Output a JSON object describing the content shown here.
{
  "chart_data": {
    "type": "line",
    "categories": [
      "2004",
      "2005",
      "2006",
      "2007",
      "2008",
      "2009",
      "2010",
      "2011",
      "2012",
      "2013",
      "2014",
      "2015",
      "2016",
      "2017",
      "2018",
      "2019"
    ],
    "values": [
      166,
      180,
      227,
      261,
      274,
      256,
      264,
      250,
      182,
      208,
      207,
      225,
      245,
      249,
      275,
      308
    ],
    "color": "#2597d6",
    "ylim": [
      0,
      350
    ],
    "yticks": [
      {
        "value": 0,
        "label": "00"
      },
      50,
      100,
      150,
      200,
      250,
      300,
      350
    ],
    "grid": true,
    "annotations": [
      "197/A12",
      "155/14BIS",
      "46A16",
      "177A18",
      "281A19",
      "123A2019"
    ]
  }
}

════════════════════

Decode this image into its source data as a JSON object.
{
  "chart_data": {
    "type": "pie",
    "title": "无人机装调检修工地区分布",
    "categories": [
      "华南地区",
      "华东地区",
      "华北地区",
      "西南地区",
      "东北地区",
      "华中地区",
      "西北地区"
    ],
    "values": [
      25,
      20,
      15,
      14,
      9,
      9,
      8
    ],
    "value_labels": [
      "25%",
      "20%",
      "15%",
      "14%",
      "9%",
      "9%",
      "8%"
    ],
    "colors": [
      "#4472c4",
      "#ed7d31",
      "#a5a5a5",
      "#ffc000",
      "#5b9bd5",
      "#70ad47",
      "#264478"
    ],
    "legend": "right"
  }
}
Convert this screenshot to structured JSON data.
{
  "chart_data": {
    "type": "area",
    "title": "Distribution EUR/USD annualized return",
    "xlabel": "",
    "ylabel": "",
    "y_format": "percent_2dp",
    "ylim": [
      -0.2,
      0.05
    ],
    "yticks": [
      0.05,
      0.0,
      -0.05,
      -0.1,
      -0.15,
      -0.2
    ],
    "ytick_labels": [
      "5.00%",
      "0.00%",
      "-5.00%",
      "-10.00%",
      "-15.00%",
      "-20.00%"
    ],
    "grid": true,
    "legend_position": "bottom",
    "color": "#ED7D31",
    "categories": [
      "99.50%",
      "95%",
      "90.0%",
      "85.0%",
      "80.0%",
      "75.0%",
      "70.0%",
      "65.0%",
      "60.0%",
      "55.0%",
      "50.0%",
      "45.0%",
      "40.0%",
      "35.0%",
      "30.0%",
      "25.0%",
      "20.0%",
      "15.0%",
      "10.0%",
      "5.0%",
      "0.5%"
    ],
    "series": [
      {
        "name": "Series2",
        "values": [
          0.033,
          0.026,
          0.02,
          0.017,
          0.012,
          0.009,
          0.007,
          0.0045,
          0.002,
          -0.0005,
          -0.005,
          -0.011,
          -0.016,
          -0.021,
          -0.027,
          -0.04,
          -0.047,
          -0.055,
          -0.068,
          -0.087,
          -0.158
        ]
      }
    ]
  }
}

════════════════════

■ Work to do
Say only how many lines in the records carry the word "title".

■ Exercise output
2